(Dataset rows about figures)
---------------

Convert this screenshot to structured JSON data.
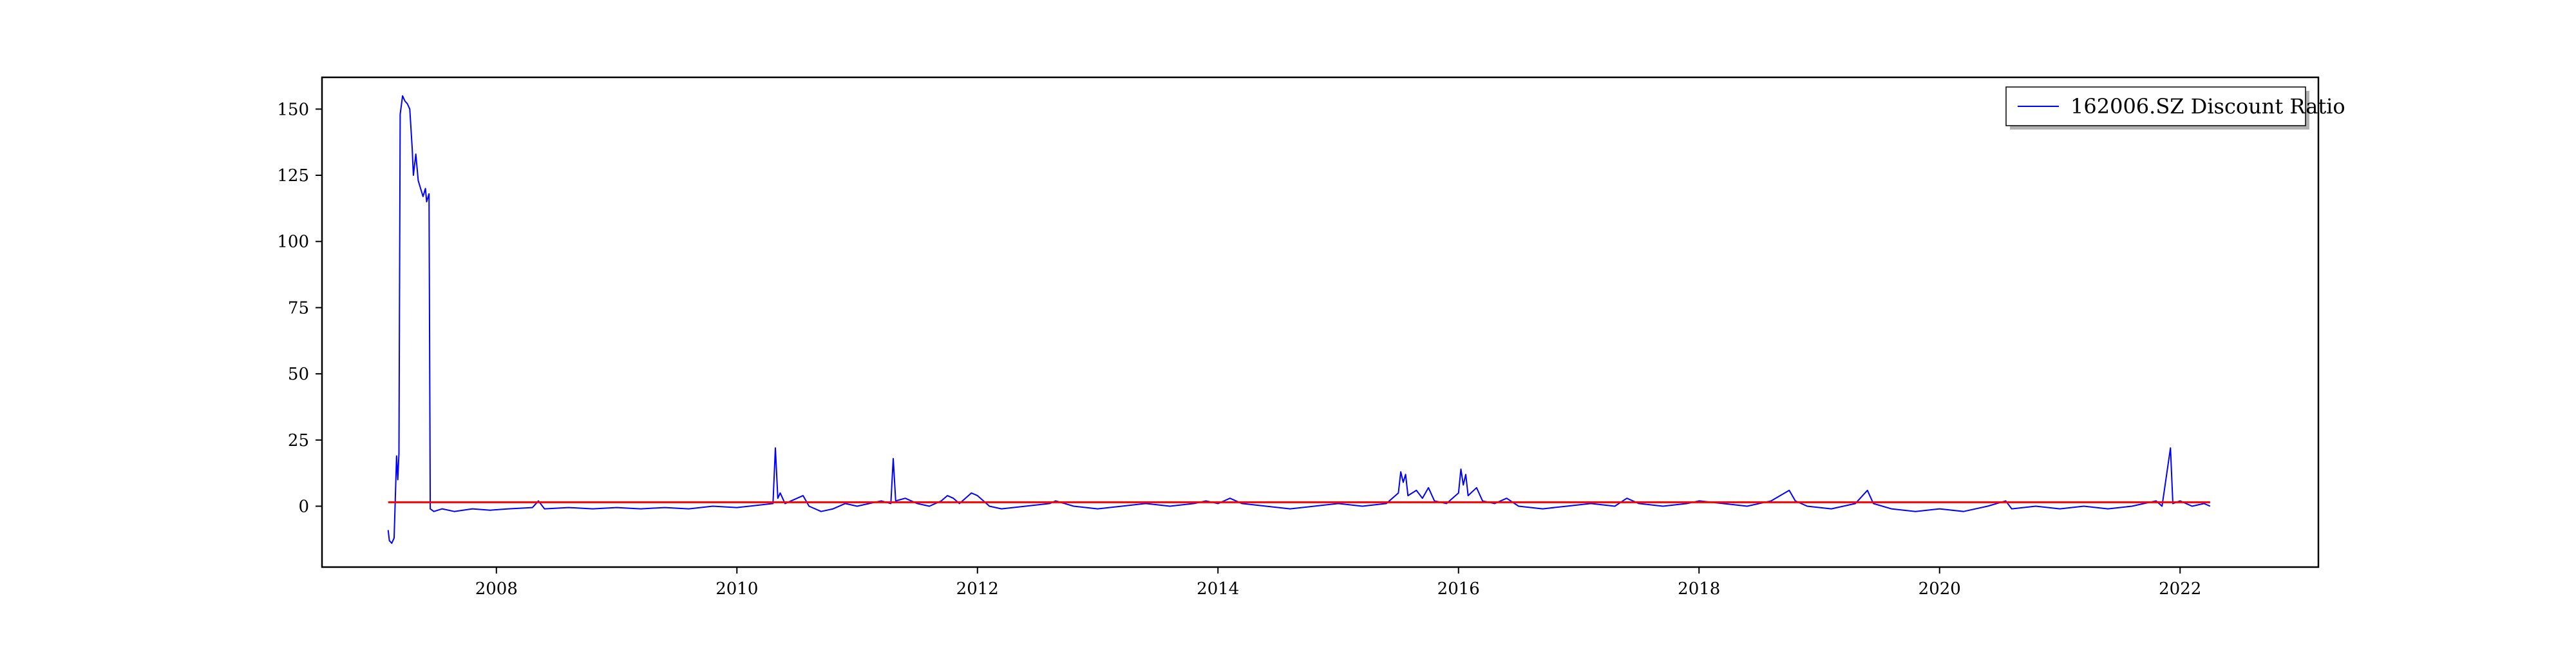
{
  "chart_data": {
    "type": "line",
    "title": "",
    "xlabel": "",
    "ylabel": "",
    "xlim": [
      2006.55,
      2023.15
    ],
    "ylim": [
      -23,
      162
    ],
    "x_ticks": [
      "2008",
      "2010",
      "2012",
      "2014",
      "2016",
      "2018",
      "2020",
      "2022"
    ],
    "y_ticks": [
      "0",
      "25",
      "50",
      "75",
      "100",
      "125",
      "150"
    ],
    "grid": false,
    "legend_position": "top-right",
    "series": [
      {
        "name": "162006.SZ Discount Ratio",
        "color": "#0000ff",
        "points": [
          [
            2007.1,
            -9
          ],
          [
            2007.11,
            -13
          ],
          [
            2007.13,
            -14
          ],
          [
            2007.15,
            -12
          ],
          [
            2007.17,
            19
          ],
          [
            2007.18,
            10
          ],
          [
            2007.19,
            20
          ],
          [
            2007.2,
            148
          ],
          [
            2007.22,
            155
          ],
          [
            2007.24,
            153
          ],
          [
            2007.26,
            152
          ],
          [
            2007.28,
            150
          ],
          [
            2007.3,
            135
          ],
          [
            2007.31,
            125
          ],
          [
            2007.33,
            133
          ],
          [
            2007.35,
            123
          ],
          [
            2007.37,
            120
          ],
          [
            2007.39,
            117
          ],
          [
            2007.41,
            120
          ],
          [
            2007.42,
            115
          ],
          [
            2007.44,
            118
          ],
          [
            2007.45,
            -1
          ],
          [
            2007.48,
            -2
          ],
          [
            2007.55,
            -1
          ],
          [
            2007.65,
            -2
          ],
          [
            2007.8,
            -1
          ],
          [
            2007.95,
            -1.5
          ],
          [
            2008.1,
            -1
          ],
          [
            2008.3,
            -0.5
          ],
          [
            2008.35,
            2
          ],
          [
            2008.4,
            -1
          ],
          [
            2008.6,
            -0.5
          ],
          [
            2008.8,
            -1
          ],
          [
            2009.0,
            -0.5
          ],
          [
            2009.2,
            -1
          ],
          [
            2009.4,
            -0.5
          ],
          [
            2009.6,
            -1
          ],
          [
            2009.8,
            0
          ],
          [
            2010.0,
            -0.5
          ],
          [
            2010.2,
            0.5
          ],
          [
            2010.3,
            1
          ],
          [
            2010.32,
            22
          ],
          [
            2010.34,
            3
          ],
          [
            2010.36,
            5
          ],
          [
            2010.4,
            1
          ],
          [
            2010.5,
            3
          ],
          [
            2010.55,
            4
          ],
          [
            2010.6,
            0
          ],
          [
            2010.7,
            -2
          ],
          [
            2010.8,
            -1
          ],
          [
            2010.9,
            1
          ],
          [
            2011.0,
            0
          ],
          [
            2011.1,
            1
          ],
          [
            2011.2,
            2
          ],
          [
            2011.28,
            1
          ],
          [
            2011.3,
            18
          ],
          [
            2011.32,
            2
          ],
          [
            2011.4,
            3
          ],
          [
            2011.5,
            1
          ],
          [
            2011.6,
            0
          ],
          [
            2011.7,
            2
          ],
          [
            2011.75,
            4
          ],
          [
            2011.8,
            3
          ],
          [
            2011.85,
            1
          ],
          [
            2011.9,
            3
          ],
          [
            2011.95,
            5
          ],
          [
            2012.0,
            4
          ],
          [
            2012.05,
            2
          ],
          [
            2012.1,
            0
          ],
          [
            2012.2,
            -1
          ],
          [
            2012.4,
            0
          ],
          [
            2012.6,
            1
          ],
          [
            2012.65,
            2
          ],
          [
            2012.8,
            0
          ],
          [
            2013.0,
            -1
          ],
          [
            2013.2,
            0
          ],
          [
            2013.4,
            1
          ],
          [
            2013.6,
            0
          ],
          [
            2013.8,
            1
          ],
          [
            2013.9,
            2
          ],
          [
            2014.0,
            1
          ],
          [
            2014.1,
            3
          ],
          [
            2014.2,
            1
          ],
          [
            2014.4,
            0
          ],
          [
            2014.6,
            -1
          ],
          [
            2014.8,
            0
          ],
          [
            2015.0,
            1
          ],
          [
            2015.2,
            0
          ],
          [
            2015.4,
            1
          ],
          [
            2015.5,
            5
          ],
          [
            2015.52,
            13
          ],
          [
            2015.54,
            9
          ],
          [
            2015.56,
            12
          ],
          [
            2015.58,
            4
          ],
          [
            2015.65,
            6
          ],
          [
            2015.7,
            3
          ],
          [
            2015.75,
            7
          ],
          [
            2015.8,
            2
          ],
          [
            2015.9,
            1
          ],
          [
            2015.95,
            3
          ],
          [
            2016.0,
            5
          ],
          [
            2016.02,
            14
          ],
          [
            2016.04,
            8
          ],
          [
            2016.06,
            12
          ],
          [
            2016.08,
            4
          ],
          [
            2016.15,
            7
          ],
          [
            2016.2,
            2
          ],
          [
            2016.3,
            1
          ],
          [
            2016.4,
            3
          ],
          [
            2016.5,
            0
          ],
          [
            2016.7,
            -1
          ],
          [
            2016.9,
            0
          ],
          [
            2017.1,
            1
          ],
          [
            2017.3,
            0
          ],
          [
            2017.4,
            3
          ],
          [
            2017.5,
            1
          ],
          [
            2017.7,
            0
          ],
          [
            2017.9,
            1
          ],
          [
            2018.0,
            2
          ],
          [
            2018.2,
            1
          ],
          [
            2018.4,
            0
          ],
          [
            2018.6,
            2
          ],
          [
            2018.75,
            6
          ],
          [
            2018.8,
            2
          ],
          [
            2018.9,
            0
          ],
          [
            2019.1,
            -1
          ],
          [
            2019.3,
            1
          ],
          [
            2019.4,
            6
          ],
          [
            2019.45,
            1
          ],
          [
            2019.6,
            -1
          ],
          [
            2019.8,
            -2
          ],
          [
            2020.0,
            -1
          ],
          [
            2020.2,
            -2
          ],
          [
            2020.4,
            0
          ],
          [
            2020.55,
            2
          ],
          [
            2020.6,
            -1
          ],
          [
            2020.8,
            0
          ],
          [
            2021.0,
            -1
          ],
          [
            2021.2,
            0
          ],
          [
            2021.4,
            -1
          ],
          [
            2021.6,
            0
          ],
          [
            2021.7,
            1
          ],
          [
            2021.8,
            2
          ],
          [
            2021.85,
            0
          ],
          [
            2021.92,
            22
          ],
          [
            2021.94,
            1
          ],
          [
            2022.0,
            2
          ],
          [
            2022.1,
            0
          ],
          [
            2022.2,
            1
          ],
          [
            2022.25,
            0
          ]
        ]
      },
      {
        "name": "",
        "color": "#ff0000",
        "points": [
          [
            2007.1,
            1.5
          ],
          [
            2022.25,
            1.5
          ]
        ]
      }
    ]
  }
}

---------------

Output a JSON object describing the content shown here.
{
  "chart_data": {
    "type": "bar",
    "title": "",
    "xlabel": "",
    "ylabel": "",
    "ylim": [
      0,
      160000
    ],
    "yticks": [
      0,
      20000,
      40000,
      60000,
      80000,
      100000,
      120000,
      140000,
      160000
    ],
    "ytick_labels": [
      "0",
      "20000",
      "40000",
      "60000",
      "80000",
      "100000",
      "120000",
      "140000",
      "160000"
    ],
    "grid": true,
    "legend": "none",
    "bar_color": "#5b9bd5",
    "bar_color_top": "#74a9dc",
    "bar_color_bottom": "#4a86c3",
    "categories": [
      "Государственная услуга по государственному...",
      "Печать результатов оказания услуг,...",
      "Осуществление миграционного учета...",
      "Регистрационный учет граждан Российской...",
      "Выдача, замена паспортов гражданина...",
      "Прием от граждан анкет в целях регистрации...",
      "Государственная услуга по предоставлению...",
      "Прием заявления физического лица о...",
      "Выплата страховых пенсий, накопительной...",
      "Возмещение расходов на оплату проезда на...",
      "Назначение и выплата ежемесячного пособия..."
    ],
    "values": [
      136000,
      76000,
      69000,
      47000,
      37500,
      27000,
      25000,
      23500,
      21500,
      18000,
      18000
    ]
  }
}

---------------

◆ What is being asked ◆
Copy each line of the listing that includes "JSON".

◆ Solution for this task ◆
Convert this screenshot to structured JSON data.
Output a JSON object describing the content shown here.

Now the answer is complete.